Stored items from a collection:
— start —

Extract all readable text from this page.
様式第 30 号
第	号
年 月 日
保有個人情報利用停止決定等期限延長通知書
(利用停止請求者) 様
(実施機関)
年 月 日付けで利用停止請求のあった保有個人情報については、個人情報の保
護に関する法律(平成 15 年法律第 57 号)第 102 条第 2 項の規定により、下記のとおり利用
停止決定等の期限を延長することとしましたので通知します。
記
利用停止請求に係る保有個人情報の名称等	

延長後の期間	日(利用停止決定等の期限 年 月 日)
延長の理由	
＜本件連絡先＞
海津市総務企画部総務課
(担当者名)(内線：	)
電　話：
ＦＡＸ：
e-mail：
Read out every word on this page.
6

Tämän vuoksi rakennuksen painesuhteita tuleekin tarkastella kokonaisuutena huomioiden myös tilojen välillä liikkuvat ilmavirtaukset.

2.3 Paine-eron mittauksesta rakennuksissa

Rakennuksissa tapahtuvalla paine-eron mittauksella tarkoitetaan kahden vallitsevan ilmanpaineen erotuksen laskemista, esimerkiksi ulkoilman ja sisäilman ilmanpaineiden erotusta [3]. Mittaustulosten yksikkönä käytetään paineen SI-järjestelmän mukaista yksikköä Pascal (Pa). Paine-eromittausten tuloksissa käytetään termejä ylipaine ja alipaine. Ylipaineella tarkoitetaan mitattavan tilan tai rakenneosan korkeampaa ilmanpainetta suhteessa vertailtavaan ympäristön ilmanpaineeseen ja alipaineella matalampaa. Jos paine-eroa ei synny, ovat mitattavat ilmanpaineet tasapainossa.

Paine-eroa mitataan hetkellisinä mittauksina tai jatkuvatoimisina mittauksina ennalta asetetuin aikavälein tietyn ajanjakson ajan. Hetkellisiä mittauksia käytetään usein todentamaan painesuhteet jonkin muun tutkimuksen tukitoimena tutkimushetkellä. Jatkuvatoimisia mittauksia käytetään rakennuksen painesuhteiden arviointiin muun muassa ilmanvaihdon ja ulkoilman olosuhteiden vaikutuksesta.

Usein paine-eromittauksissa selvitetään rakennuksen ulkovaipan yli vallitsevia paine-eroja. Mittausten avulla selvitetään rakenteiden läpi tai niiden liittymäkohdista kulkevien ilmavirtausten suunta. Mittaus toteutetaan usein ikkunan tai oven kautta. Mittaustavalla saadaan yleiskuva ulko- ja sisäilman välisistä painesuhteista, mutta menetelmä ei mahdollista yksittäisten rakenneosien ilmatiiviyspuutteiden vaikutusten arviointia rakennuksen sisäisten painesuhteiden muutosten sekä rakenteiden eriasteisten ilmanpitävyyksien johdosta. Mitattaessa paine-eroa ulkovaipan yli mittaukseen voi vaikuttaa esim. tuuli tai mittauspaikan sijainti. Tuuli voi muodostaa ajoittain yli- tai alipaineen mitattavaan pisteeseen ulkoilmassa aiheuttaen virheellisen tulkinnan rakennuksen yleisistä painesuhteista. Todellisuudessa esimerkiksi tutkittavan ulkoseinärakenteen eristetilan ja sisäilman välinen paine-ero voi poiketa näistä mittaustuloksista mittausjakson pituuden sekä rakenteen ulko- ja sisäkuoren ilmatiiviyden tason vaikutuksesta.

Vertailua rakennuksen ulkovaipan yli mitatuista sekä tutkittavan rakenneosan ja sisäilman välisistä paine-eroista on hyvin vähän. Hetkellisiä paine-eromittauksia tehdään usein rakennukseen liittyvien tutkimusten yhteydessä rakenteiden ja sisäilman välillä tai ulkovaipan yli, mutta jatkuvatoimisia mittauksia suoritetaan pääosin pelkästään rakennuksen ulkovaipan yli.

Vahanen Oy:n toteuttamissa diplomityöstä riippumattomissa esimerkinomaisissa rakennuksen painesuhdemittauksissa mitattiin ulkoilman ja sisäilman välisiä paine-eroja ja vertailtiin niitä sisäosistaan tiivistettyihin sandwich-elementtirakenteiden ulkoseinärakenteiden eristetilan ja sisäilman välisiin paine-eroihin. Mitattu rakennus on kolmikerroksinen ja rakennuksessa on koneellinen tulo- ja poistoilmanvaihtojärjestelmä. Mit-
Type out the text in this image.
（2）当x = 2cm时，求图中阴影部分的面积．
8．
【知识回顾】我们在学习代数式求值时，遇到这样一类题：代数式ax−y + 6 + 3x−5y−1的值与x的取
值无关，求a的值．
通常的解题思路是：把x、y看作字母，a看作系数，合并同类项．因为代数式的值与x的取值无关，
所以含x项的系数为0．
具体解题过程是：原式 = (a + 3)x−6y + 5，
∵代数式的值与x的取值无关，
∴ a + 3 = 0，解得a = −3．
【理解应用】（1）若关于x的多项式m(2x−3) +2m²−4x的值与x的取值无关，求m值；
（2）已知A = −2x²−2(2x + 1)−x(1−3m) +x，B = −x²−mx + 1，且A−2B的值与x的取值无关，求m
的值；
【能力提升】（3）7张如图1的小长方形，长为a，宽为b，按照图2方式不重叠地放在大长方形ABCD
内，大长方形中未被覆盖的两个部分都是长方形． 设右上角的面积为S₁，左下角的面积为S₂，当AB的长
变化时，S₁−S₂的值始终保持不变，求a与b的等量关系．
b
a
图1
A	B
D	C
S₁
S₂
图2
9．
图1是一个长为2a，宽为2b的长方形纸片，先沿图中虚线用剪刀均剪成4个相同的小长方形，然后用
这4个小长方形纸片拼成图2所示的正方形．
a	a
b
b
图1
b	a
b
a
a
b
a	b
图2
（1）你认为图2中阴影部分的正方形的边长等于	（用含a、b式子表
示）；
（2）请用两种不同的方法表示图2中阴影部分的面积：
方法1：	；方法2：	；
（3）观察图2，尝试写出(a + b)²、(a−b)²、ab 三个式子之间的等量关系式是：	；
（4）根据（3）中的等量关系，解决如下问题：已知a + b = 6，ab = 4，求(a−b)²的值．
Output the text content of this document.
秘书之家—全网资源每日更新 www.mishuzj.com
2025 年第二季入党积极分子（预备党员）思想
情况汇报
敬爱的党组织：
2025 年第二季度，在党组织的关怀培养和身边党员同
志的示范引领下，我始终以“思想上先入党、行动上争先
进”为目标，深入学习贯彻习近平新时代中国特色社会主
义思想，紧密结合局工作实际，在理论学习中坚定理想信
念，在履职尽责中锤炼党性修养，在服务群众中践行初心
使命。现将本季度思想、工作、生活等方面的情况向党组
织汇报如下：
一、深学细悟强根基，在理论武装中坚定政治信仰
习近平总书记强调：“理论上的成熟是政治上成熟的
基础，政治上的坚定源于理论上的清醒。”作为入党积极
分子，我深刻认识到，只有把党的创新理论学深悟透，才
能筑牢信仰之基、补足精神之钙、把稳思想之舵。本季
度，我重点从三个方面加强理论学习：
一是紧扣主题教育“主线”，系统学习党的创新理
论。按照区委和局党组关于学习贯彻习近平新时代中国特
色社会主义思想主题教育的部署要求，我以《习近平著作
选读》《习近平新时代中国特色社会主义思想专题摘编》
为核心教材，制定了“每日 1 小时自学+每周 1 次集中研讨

— end —

WHAT THE TASK REQUIRES:
Go through the material above and count the lines that contain "text"; answer with the number alone.

RESULT FOR THIS TASK:
3